## RECORDS FOR THIS EXERCISE

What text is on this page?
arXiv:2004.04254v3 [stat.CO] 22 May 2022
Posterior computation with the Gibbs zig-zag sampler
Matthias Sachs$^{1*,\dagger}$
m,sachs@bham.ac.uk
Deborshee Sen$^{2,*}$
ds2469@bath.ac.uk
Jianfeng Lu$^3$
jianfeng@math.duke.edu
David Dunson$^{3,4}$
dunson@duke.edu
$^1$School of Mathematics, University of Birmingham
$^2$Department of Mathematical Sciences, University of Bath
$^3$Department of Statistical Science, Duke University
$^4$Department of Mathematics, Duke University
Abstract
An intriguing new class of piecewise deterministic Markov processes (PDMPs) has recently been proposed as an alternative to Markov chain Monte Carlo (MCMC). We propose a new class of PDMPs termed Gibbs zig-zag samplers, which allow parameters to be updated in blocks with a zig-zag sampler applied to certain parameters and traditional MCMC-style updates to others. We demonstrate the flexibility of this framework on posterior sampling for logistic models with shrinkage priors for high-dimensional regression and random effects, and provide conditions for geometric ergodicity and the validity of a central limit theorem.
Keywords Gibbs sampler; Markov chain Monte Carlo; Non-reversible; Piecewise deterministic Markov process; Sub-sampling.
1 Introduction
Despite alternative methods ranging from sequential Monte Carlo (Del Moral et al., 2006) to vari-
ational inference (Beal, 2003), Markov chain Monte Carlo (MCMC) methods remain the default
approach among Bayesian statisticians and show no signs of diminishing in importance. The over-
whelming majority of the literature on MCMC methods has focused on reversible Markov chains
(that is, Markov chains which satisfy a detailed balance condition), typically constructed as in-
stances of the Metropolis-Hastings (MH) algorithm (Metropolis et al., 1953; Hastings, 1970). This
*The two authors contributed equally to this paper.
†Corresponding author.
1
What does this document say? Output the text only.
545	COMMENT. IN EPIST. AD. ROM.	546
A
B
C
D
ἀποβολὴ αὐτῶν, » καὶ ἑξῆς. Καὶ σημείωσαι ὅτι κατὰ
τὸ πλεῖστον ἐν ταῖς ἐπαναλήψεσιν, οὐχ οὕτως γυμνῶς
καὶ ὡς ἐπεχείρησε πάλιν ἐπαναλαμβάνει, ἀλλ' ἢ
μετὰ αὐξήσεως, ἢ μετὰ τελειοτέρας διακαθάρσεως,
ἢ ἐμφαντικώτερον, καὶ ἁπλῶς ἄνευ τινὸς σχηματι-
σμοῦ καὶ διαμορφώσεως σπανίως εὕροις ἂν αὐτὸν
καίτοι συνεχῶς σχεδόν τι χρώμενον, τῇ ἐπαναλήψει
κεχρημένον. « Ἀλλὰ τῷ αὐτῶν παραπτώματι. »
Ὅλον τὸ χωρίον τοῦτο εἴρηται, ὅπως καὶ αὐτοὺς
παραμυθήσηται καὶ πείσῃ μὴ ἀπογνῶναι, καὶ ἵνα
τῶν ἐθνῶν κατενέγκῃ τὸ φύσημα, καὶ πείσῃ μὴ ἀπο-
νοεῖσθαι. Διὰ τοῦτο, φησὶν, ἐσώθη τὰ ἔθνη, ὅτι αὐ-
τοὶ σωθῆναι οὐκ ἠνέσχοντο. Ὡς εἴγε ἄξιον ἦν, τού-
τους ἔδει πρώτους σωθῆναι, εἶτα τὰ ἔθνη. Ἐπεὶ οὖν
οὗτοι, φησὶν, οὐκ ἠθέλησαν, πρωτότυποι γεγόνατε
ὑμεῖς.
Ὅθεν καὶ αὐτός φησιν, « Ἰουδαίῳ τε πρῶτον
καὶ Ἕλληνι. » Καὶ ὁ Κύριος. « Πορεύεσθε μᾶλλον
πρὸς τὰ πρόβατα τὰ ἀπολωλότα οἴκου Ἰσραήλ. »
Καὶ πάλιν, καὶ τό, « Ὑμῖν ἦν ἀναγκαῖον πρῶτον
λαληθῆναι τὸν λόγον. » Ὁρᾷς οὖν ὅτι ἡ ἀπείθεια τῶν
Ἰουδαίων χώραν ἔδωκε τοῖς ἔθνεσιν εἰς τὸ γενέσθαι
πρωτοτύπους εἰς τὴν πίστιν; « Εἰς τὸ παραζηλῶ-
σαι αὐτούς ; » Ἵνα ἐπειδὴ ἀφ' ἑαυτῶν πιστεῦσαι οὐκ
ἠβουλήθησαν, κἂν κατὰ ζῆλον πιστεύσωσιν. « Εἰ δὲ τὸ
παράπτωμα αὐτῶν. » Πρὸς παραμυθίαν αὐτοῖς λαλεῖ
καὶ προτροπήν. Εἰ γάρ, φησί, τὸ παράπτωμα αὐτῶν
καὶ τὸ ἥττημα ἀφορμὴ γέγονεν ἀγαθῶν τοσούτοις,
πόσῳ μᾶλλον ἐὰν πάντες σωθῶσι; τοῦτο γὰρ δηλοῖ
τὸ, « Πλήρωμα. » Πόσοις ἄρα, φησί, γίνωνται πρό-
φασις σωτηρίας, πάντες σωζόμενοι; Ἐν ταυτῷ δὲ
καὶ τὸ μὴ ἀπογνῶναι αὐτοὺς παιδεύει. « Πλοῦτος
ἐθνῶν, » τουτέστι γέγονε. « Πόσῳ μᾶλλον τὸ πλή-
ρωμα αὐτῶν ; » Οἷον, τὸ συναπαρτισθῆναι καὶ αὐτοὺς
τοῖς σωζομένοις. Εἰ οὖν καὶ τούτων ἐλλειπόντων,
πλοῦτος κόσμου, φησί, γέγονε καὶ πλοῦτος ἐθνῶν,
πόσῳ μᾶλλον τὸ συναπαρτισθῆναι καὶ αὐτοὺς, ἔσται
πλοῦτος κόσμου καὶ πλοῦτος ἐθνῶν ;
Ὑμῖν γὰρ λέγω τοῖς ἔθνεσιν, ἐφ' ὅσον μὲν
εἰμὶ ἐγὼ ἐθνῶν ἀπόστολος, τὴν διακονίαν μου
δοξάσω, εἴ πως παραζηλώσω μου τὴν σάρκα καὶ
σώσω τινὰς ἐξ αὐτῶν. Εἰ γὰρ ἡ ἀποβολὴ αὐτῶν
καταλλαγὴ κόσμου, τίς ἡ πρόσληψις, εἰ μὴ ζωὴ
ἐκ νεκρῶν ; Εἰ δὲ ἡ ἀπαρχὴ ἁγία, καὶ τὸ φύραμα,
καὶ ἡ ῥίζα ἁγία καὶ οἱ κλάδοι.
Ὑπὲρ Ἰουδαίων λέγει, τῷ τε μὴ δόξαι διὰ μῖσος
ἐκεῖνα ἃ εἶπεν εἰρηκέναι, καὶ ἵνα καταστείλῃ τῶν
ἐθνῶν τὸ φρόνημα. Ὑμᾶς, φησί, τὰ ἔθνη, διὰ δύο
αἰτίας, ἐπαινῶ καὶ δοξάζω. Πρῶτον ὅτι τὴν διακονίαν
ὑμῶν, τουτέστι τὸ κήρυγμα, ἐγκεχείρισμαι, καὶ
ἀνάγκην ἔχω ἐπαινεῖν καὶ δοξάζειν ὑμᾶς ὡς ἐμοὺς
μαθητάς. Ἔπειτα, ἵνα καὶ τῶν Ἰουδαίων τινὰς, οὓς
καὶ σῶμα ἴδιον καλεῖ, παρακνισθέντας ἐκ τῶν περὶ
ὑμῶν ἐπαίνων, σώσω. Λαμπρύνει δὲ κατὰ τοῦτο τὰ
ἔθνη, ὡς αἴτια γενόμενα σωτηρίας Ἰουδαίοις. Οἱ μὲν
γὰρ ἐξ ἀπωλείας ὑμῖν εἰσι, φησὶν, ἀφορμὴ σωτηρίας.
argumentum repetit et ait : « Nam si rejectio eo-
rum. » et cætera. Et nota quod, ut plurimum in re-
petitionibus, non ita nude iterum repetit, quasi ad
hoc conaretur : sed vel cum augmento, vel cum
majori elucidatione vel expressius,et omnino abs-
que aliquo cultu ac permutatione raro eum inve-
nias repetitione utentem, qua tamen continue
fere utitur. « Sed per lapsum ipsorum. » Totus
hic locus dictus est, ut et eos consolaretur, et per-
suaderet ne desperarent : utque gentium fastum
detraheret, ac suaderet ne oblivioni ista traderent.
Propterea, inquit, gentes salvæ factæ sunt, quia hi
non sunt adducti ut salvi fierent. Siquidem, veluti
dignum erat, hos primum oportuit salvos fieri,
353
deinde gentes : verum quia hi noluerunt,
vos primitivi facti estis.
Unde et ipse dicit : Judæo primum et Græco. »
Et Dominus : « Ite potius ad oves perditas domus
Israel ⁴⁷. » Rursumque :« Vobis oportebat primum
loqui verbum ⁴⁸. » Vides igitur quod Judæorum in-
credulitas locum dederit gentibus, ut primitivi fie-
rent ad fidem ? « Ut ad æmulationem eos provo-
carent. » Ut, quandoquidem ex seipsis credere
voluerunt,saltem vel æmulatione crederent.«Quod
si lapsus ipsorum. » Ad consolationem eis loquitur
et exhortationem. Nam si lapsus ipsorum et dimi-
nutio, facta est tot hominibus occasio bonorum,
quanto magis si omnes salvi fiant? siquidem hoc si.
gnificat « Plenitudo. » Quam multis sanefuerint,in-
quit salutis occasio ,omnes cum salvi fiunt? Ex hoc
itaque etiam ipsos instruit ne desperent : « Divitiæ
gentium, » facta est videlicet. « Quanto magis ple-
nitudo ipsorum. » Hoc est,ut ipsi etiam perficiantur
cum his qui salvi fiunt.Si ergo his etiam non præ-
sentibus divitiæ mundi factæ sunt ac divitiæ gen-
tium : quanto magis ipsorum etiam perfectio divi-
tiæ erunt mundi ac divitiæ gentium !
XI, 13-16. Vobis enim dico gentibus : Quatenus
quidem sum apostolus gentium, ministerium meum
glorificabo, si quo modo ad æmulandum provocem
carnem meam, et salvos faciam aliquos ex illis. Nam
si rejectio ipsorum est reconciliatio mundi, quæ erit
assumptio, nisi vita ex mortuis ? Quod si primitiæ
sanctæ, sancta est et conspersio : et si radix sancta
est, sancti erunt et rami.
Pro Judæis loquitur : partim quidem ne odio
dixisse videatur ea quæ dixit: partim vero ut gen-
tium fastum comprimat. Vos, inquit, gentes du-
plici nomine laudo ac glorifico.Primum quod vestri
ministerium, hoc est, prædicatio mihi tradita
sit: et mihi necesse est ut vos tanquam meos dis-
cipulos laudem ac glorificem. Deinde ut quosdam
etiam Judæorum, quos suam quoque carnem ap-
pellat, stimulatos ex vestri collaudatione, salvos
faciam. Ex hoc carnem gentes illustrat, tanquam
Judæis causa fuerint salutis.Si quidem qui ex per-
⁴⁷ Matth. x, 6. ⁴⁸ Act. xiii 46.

## WRITTEN INSTRUCTION
Pull out every line in the material above where "ἀφορμὴ" occurs.

## OUTPUT FOR THIS EXERCISE
καὶ τὸ ἥττημα ἀφορμὴ γέγονεν ἀγαθῶν τοσούτοις,
γὰρ ἐξ ἀπωλείας ὑμῖν εἰσι, φησὶν, ἀφορμὴ σωτηρίας.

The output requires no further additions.